#### What needs to be done
Find each line with the string "SCHEDULING" and report it.

====

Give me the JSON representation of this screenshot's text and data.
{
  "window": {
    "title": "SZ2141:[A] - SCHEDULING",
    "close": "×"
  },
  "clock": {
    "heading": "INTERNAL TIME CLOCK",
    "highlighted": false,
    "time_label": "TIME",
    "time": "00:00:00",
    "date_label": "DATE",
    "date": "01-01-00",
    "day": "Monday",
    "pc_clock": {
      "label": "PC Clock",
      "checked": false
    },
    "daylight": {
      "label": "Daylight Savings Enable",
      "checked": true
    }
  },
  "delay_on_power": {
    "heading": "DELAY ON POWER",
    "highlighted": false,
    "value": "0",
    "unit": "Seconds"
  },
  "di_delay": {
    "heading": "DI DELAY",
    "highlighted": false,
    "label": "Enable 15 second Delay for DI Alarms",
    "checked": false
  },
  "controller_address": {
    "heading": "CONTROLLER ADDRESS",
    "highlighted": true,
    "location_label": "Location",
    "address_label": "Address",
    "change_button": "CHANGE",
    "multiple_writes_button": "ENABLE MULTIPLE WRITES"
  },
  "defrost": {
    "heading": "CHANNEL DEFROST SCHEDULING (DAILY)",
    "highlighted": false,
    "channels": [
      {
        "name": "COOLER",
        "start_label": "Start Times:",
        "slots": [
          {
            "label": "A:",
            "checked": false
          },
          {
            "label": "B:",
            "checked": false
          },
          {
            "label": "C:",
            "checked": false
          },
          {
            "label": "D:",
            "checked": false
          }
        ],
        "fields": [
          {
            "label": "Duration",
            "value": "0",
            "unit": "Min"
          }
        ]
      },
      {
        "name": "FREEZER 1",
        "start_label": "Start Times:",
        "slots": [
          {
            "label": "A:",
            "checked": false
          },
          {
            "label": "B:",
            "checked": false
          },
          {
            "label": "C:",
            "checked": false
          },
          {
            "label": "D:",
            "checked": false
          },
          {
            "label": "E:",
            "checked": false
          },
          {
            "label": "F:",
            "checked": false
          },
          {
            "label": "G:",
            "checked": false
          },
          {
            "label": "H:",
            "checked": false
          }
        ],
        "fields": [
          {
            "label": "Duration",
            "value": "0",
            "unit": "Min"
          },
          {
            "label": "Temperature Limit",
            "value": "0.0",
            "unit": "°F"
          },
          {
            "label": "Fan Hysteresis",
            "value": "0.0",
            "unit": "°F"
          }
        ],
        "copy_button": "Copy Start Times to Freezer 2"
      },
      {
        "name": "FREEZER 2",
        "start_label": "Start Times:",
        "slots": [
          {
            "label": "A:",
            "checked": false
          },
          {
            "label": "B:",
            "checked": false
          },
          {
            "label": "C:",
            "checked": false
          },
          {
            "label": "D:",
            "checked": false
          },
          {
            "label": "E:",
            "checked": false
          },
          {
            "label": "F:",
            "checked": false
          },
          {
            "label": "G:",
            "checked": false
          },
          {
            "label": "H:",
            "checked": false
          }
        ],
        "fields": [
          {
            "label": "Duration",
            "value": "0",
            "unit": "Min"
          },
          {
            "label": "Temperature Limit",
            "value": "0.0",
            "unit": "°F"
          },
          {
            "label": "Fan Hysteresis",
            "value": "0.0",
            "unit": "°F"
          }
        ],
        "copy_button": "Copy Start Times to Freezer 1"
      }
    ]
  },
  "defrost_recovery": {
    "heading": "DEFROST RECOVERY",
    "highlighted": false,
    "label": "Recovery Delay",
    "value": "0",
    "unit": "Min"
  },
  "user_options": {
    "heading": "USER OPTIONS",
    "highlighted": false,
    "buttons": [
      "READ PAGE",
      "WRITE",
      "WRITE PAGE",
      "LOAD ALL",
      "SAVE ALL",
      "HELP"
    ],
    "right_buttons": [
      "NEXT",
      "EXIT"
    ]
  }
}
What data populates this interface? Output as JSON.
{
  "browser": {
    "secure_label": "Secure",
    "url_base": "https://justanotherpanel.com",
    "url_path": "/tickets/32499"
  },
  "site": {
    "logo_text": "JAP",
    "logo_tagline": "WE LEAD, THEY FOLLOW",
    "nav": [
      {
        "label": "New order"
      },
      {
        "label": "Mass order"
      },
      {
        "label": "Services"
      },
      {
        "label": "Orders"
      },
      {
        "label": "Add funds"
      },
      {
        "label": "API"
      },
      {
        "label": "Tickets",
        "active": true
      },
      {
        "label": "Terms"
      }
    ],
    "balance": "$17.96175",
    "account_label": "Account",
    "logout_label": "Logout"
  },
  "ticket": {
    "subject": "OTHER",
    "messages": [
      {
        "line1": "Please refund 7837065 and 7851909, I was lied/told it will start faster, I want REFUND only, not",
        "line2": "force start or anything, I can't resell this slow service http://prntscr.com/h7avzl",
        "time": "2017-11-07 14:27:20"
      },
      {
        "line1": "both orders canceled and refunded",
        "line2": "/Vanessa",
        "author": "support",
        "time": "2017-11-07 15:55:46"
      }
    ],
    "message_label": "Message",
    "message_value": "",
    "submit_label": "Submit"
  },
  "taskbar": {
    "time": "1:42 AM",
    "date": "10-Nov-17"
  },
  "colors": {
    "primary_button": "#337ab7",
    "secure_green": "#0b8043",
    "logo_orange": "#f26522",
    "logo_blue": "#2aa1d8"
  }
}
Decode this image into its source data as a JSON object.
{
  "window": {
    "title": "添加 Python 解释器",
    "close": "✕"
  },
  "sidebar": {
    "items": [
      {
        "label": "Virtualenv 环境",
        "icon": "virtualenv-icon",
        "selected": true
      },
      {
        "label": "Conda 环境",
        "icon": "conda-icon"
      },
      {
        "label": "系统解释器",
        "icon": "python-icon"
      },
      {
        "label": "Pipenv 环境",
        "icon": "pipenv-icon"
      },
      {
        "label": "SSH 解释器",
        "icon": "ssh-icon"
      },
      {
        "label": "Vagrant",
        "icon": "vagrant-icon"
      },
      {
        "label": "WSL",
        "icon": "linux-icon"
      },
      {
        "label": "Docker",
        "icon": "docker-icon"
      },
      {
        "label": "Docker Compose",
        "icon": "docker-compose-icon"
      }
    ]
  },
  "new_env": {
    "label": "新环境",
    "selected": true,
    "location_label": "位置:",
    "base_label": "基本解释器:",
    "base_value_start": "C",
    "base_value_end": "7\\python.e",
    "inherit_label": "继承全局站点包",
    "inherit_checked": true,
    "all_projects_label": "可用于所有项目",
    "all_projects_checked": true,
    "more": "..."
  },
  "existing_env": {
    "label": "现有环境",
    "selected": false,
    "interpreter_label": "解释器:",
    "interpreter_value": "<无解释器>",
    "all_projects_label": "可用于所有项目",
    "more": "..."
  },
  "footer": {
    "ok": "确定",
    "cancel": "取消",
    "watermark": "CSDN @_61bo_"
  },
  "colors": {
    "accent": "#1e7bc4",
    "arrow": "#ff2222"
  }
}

====

#### Result for this task
    "title": "SZ2141:[A] - SCHEDULING",
    "heading": "CHANNEL DEFROST SCHEDULING (DAILY)",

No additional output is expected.